(Stored records)
· · ·
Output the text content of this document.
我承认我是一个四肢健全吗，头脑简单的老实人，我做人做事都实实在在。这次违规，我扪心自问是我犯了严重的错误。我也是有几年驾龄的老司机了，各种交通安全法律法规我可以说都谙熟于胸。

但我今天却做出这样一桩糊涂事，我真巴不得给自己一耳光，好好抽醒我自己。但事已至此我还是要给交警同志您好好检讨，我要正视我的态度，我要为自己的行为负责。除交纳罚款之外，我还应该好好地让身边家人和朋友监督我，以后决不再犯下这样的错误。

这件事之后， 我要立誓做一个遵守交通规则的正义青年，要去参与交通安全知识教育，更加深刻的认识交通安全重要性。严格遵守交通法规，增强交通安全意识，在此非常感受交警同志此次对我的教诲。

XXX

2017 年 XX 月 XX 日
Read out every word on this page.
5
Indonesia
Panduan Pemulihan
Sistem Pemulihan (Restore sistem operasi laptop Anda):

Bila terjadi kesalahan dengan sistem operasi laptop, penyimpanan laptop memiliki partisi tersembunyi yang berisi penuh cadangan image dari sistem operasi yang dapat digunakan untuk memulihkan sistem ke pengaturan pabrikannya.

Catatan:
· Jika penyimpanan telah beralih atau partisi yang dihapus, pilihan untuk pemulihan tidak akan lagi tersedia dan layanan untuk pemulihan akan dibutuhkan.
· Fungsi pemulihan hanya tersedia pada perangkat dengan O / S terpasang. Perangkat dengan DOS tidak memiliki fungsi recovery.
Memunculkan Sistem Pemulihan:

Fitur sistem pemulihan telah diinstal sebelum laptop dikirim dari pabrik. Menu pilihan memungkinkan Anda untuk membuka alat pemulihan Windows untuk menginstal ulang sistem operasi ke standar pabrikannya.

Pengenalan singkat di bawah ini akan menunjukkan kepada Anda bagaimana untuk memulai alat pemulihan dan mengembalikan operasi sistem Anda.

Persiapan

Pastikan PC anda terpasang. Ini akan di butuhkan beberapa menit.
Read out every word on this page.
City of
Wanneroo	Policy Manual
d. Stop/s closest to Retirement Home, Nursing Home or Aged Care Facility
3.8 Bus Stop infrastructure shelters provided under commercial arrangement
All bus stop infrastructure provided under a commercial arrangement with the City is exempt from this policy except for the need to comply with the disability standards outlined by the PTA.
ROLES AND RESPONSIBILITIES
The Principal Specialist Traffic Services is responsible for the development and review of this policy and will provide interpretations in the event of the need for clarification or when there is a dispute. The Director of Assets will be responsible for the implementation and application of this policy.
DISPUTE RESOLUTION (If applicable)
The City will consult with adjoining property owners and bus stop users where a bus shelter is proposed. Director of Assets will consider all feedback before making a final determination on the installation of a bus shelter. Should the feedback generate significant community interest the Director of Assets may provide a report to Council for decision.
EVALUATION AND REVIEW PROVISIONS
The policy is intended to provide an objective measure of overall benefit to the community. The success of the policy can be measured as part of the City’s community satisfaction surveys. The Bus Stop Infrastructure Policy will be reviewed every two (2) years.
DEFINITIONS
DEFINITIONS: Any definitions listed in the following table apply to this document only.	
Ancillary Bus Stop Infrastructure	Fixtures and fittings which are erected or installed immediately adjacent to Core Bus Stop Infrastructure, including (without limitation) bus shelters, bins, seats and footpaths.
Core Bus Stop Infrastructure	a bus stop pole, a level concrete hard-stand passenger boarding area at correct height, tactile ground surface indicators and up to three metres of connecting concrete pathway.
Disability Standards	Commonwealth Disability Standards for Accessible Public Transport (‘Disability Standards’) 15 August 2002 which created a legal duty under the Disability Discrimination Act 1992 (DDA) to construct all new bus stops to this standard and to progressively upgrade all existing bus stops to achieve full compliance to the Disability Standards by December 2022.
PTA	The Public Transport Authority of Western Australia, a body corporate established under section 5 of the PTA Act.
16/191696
· · ·
Identify each line in the entries with the word "Public" and copy it.

### RESPONSE TO THE TASK
Disability Standards	Commonwealth Disability Standards for Accessible Public Transport (‘Disability Standards’) 15 August 2002 which created a legal duty under the Disability Discrimination Act 1992 (DDA) to construct all new bus stops to this standard and to progressively upgrade all existing bus stops to achieve full compliance to the Disability Standards by December 2022.
PTA	The Public Transport Authority of Western Australia, a body corporate established under section 5 of the PTA Act.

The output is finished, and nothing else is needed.